**Written task**
Will you write out the data exactly, excluding every picture?

■ ■ ■

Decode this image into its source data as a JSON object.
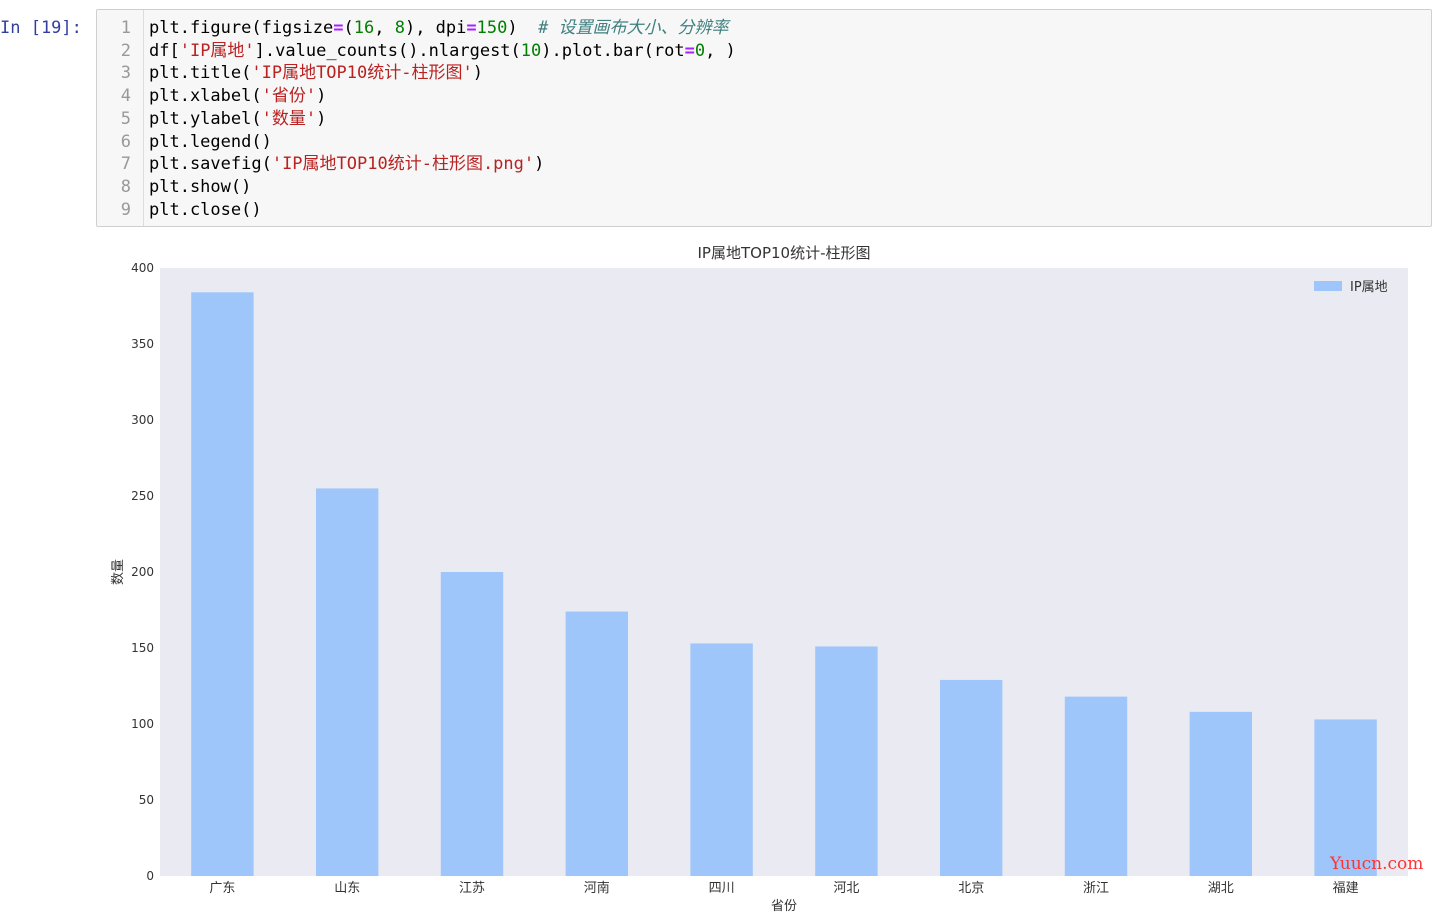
{
  "cell": {
    "prompt": "In [19]:",
    "lines": [
      {
        "n": "1",
        "tokens": [
          [
            "plt.figure(figsize",
            ""
          ],
          [
            "=",
            "op"
          ],
          [
            "(",
            ""
          ],
          [
            "16",
            "num"
          ],
          [
            ", ",
            ""
          ],
          [
            "8",
            "num"
          ],
          [
            "), dpi",
            ""
          ],
          [
            "=",
            "op"
          ],
          [
            "150",
            "num"
          ],
          [
            ")  ",
            ""
          ],
          [
            "# 设置画布大小、分辨率",
            "com"
          ]
        ]
      },
      {
        "n": "2",
        "tokens": [
          [
            "df[",
            ""
          ],
          [
            "'IP属地'",
            "str"
          ],
          [
            "].value_counts().nlargest(",
            ""
          ],
          [
            "10",
            "num"
          ],
          [
            ").plot.bar(rot",
            ""
          ],
          [
            "=",
            "op"
          ],
          [
            "0",
            "num"
          ],
          [
            ", )",
            ""
          ]
        ]
      },
      {
        "n": "3",
        "tokens": [
          [
            "plt.title(",
            ""
          ],
          [
            "'IP属地TOP10统计-柱形图'",
            "str"
          ],
          [
            ")",
            ""
          ]
        ]
      },
      {
        "n": "4",
        "tokens": [
          [
            "plt.xlabel(",
            ""
          ],
          [
            "'省份'",
            "str"
          ],
          [
            ")",
            ""
          ]
        ]
      },
      {
        "n": "5",
        "tokens": [
          [
            "plt.ylabel(",
            ""
          ],
          [
            "'数量'",
            "str"
          ],
          [
            ")",
            ""
          ]
        ]
      },
      {
        "n": "6",
        "tokens": [
          [
            "plt.legend()",
            ""
          ]
        ]
      },
      {
        "n": "7",
        "tokens": [
          [
            "plt.savefig(",
            ""
          ],
          [
            "'IP属地TOP10统计-柱形图.png'",
            "str"
          ],
          [
            ")",
            ""
          ]
        ]
      },
      {
        "n": "8",
        "tokens": [
          [
            "plt.show()",
            ""
          ]
        ]
      },
      {
        "n": "9",
        "tokens": [
          [
            "plt.close()",
            ""
          ]
        ]
      }
    ]
  },
  "chart_data": {
    "type": "bar",
    "title": "IP属地TOP10统计-柱形图",
    "xlabel": "省份",
    "ylabel": "数量",
    "categories": [
      "广东",
      "山东",
      "江苏",
      "河南",
      "四川",
      "河北",
      "北京",
      "浙江",
      "湖北",
      "福建"
    ],
    "series": [
      {
        "name": "IP属地",
        "values": [
          384,
          255,
          200,
          174,
          153,
          151,
          129,
          118,
          108,
          103
        ]
      }
    ],
    "ylim": [
      0,
      400
    ],
    "yticks": [
      0,
      50,
      100,
      150,
      200,
      250,
      300,
      350,
      400
    ],
    "grid": false,
    "legend_position": "top-right",
    "colors": {
      "bar": "#9ec6fa",
      "plot_background": "#eaeaf2"
    }
  },
  "watermark": "Yuucn.com"
}
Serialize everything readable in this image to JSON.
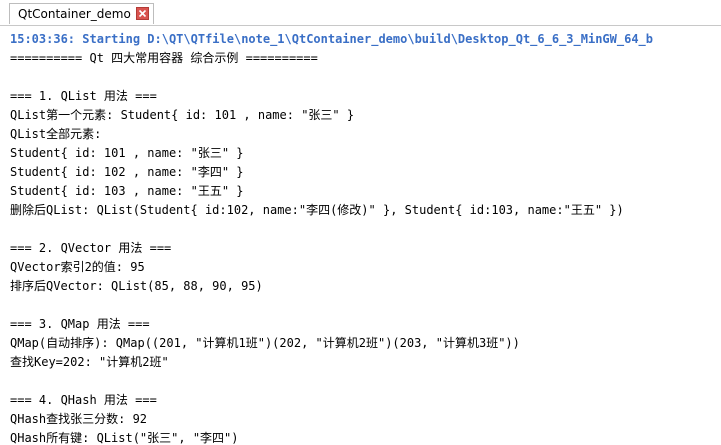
{
  "tab": {
    "title": "QtContainer_demo"
  },
  "output": {
    "lines": [
      {
        "text": "15:03:36: Starting D:\\QT\\QTfile\\note_1\\QtContainer_demo\\build\\Desktop_Qt_6_6_3_MinGW_64_b",
        "style": "blue"
      },
      {
        "text": "========== Qt 四大常用容器 综合示例 =========="
      },
      {
        "text": ""
      },
      {
        "text": "=== 1. QList 用法 ==="
      },
      {
        "text": "QList第一个元素: Student{ id: 101 , name: \"张三\" }"
      },
      {
        "text": "QList全部元素:"
      },
      {
        "text": "Student{ id: 101 , name: \"张三\" }"
      },
      {
        "text": "Student{ id: 102 , name: \"李四\" }"
      },
      {
        "text": "Student{ id: 103 , name: \"王五\" }"
      },
      {
        "text": "删除后QList: QList(Student{ id:102, name:\"李四(修改)\" }, Student{ id:103, name:\"王五\" })"
      },
      {
        "text": ""
      },
      {
        "text": "=== 2. QVector 用法 ==="
      },
      {
        "text": "QVector索引2的值: 95"
      },
      {
        "text": "排序后QVector: QList(85, 88, 90, 95)"
      },
      {
        "text": ""
      },
      {
        "text": "=== 3. QMap 用法 ==="
      },
      {
        "text": "QMap(自动排序): QMap((201, \"计算机1班\")(202, \"计算机2班\")(203, \"计算机3班\"))"
      },
      {
        "text": "查找Key=202: \"计算机2班\""
      },
      {
        "text": ""
      },
      {
        "text": "=== 4. QHash 用法 ==="
      },
      {
        "text": "QHash查找张三分数: 92"
      },
      {
        "text": "QHash所有键: QList(\"张三\", \"李四\")"
      }
    ]
  },
  "colors": {
    "timestamp_line": "#3a6fc6",
    "close_button": "#d9534f"
  },
  "icons": {
    "close": "close-icon"
  }
}
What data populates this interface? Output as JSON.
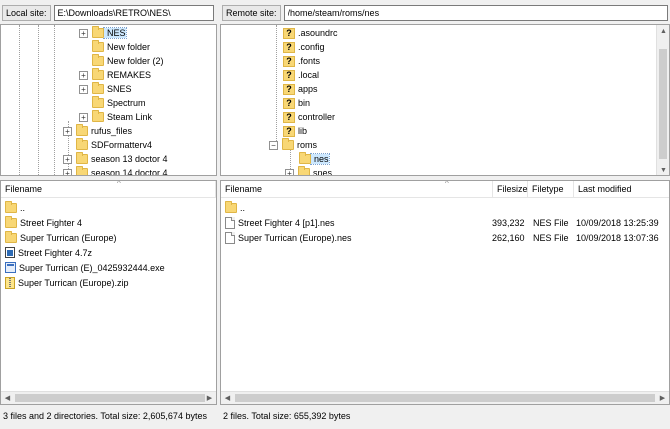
{
  "local": {
    "site_label": "Local site:",
    "site_path": "E:\\Downloads\\RETRO\\NES\\",
    "tree": [
      {
        "label": "NES",
        "expander": "+",
        "selected": true
      },
      {
        "label": "New folder",
        "expander": ""
      },
      {
        "label": "New folder (2)",
        "expander": ""
      },
      {
        "label": "REMAKES",
        "expander": "+"
      },
      {
        "label": "SNES",
        "expander": "+"
      },
      {
        "label": "Spectrum",
        "expander": ""
      },
      {
        "label": "Steam Link",
        "expander": "+"
      },
      {
        "label": "rufus_files",
        "expander": "+"
      },
      {
        "label": "SDFormatterv4",
        "expander": ""
      },
      {
        "label": "season 13 doctor 4",
        "expander": "+"
      },
      {
        "label": "season 14 doctor 4",
        "expander": "+"
      }
    ],
    "column_filename": "Filename",
    "files": [
      {
        "name": "..",
        "icon": "folder-icon"
      },
      {
        "name": "Street Fighter 4",
        "icon": "folder-icon"
      },
      {
        "name": "Super Turrican (Europe)",
        "icon": "folder-icon"
      },
      {
        "name": "Street Fighter 4.7z",
        "icon": "archive-7z-icon"
      },
      {
        "name": "Super Turrican (E)_0425932444.exe",
        "icon": "exe-icon"
      },
      {
        "name": "Super Turrican (Europe).zip",
        "icon": "zip-icon"
      }
    ],
    "status": "3 files and 2 directories. Total size: 2,605,674 bytes"
  },
  "remote": {
    "site_label": "Remote site:",
    "site_path": "/home/steam/roms/nes",
    "tree": [
      {
        "label": ".asoundrc",
        "type": "unknown"
      },
      {
        "label": ".config",
        "type": "unknown"
      },
      {
        "label": ".fonts",
        "type": "unknown"
      },
      {
        "label": ".local",
        "type": "unknown"
      },
      {
        "label": "apps",
        "type": "unknown"
      },
      {
        "label": "bin",
        "type": "unknown"
      },
      {
        "label": "controller",
        "type": "unknown"
      },
      {
        "label": "lib",
        "type": "unknown"
      },
      {
        "label": "roms",
        "type": "folder",
        "expander": "−"
      },
      {
        "label": "nes",
        "type": "folder",
        "selected": true
      },
      {
        "label": "snes",
        "type": "folder",
        "expander": "+"
      }
    ],
    "columns": {
      "filename": "Filename",
      "filesize": "Filesize",
      "filetype": "Filetype",
      "modified": "Last modified"
    },
    "files": [
      {
        "name": "..",
        "size": "",
        "type": "",
        "modified": "",
        "icon": "folder-icon"
      },
      {
        "name": "Street Fighter 4 [p1].nes",
        "size": "393,232",
        "type": "NES File",
        "modified": "10/09/2018 13:25:39",
        "icon": "file-icon"
      },
      {
        "name": "Super Turrican (Europe).nes",
        "size": "262,160",
        "type": "NES File",
        "modified": "10/09/2018 13:07:36",
        "icon": "file-icon"
      }
    ],
    "status": "2 files. Total size: 655,392 bytes"
  }
}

■ ■ ■

**Task result**
Decode this image into its source data as a JSON object.
{
  "cell": {
    "prompt": "In [19]:",
    "lines": [
      {
        "n": "1",
        "tokens": [
          [
            "plt.figure(figsize",
            ""
          ],
          [
            "=",
            "op"
          ],
          [
            "(",
            ""
          ],
          [
            "16",
            "num"
          ],
          [
            ", ",
            ""
          ],
          [
            "8",
            "num"
          ],
          [
            "), dpi",
            ""
          ],
          [
            "=",
            "op"
          ],
          [
            "150",
            "num"
          ],
          [
            ")  ",
            ""
          ],
          [
            "# 设置画布大小、分辨率",
            "com"
          ]
        ]
      },
      {
        "n": "2",
        "tokens": [
          [
            "df[",
            ""
          ],
          [
            "'IP属地'",
            "str"
          ],
          [
            "].value_counts().nlargest(",
            ""
          ],
          [
            "10",
            "num"
          ],
          [
            ").plot.bar(rot",
            ""
          ],
          [
            "=",
            "op"
          ],
          [
            "0",
            "num"
          ],
          [
            ", )",
            ""
          ]
        ]
      },
      {
        "n": "3",
        "tokens": [
          [
            "plt.title(",
            ""
          ],
          [
            "'IP属地TOP10统计-柱形图'",
            "str"
          ],
          [
            ")",
            ""
          ]
        ]
      },
      {
        "n": "4",
        "tokens": [
          [
            "plt.xlabel(",
            ""
          ],
          [
            "'省份'",
            "str"
          ],
          [
            ")",
            ""
          ]
        ]
      },
      {
        "n": "5",
        "tokens": [
          [
            "plt.ylabel(",
            ""
          ],
          [
            "'数量'",
            "str"
          ],
          [
            ")",
            ""
          ]
        ]
      },
      {
        "n": "6",
        "tokens": [
          [
            "plt.legend()",
            ""
          ]
        ]
      },
      {
        "n": "7",
        "tokens": [
          [
            "plt.savefig(",
            ""
          ],
          [
            "'IP属地TOP10统计-柱形图.png'",
            "str"
          ],
          [
            ")",
            ""
          ]
        ]
      },
      {
        "n": "8",
        "tokens": [
          [
            "plt.show()",
            ""
          ]
        ]
      },
      {
        "n": "9",
        "tokens": [
          [
            "plt.close()",
            ""
          ]
        ]
      }
    ]
  },
  "chart_data": {
    "type": "bar",
    "title": "IP属地TOP10统计-柱形图",
    "xlabel": "省份",
    "ylabel": "数量",
    "categories": [
      "广东",
      "山东",
      "江苏",
      "河南",
      "四川",
      "河北",
      "北京",
      "浙江",
      "湖北",
      "福建"
    ],
    "series": [
      {
        "name": "IP属地",
        "values": [
          384,
          255,
          200,
          174,
          153,
          151,
          129,
          118,
          108,
          103
        ]
      }
    ],
    "ylim": [
      0,
      400
    ],
    "yticks": [
      0,
      50,
      100,
      150,
      200,
      250,
      300,
      350,
      400
    ],
    "grid": false,
    "legend_position": "top-right",
    "colors": {
      "bar": "#9ec6fa",
      "plot_background": "#eaeaf2"
    }
  },
  "watermark": "Yuucn.com"
}
Serialize everything readable in this image to JSON.
{
  "tab": {
    "title": "QtContainer_demo"
  },
  "output": {
    "lines": [
      {
        "text": "15:03:36: Starting D:\\QT\\QTfile\\note_1\\QtContainer_demo\\build\\Desktop_Qt_6_6_3_MinGW_64_b",
        "style": "blue"
      },
      {
        "text": "========== Qt 四大常用容器 综合示例 =========="
      },
      {
        "text": ""
      },
      {
        "text": "=== 1. QList 用法 ==="
      },
      {
        "text": "QList第一个元素: Student{ id: 101 , name: \"张三\" }"
      },
      {
        "text": "QList全部元素:"
      },
      {
        "text": "Student{ id: 101 , name: \"张三\" }"
      },
      {
        "text": "Student{ id: 102 , name: \"李四\" }"
      },
      {
        "text": "Student{ id: 103 , name: \"王五\" }"
      },
      {
        "text": "删除后QList: QList(Student{ id:102, name:\"李四(修改)\" }, Student{ id:103, name:\"王五\" })"
      },
      {
        "text": ""
      },
      {
        "text": "=== 2. QVector 用法 ==="
      },
      {
        "text": "QVector索引2的值: 95"
      },
      {
        "text": "排序后QVector: QList(85, 88, 90, 95)"
      },
      {
        "text": ""
      },
      {
        "text": "=== 3. QMap 用法 ==="
      },
      {
        "text": "QMap(自动排序): QMap((201, \"计算机1班\")(202, \"计算机2班\")(203, \"计算机3班\"))"
      },
      {
        "text": "查找Key=202: \"计算机2班\""
      },
      {
        "text": ""
      },
      {
        "text": "=== 4. QHash 用法 ==="
      },
      {
        "text": "QHash查找张三分数: 92"
      },
      {
        "text": "QHash所有键: QList(\"张三\", \"李四\")"
      }
    ]
  },
  "colors": {
    "timestamp_line": "#3a6fc6",
    "close_button": "#d9534f"
  },
  "icons": {
    "close": "close-icon"
  }
}
What data populates this interface? Output as JSON.
{
  "local": {
    "site_label": "Local site:",
    "site_path": "E:\\Downloads\\RETRO\\NES\\",
    "tree": [
      {
        "label": "NES",
        "expander": "+",
        "selected": true
      },
      {
        "label": "New folder",
        "expander": ""
      },
      {
        "label": "New folder (2)",
        "expander": ""
      },
      {
        "label": "REMAKES",
        "expander": "+"
      },
      {
        "label": "SNES",
        "expander": "+"
      },
      {
        "label": "Spectrum",
        "expander": ""
      },
      {
        "label": "Steam Link",
        "expander": "+"
      },
      {
        "label": "rufus_files",
        "expander": "+"
      },
      {
        "label": "SDFormatterv4",
        "expander": ""
      },
      {
        "label": "season 13 doctor 4",
        "expander": "+"
      },
      {
        "label": "season 14 doctor 4",
        "expander": "+"
      }
    ],
    "column_filename": "Filename",
    "files": [
      {
        "name": "..",
        "icon": "folder-icon"
      },
      {
        "name": "Street Fighter 4",
        "icon": "folder-icon"
      },
      {
        "name": "Super Turrican (Europe)",
        "icon": "folder-icon"
      },
      {
        "name": "Street Fighter 4.7z",
        "icon": "archive-7z-icon"
      },
      {
        "name": "Super Turrican (E)_0425932444.exe",
        "icon": "exe-icon"
      },
      {
        "name": "Super Turrican (Europe).zip",
        "icon": "zip-icon"
      }
    ],
    "status": "3 files and 2 directories. Total size: 2,605,674 bytes"
  },
  "remote": {
    "site_label": "Remote site:",
    "site_path": "/home/steam/roms/nes",
    "tree": [
      {
        "label": ".asoundrc",
        "type": "unknown"
      },
      {
        "label": ".config",
        "type": "unknown"
      },
      {
        "label": ".fonts",
        "type": "unknown"
      },
      {
        "label": ".local",
        "type": "unknown"
      },
      {
        "label": "apps",
        "type": "unknown"
      },
      {
        "label": "bin",
        "type": "unknown"
      },
      {
        "label": "controller",
        "type": "unknown"
      },
      {
        "label": "lib",
        "type": "unknown"
      },
      {
        "label": "roms",
        "type": "folder",
        "expander": "−"
      },
      {
        "label": "nes",
        "type": "folder",
        "selected": true
      },
      {
        "label": "snes",
        "type": "folder",
        "expander": "+"
      }
    ],
    "columns": {
      "filename": "Filename",
      "filesize": "Filesize",
      "filetype": "Filetype",
      "modified": "Last modified"
    },
    "files": [
      {
        "name": "..",
        "size": "",
        "type": "",
        "modified": "",
        "icon": "folder-icon"
      },
      {
        "name": "Street Fighter 4 [p1].nes",
        "size": "393,232",
        "type": "NES File",
        "modified": "10/09/2018 13:25:39",
        "icon": "file-icon"
      },
      {
        "name": "Super Turrican (Europe).nes",
        "size": "262,160",
        "type": "NES File",
        "modified": "10/09/2018 13:07:36",
        "icon": "file-icon"
      }
    ],
    "status": "2 files. Total size: 655,392 bytes"
  }
}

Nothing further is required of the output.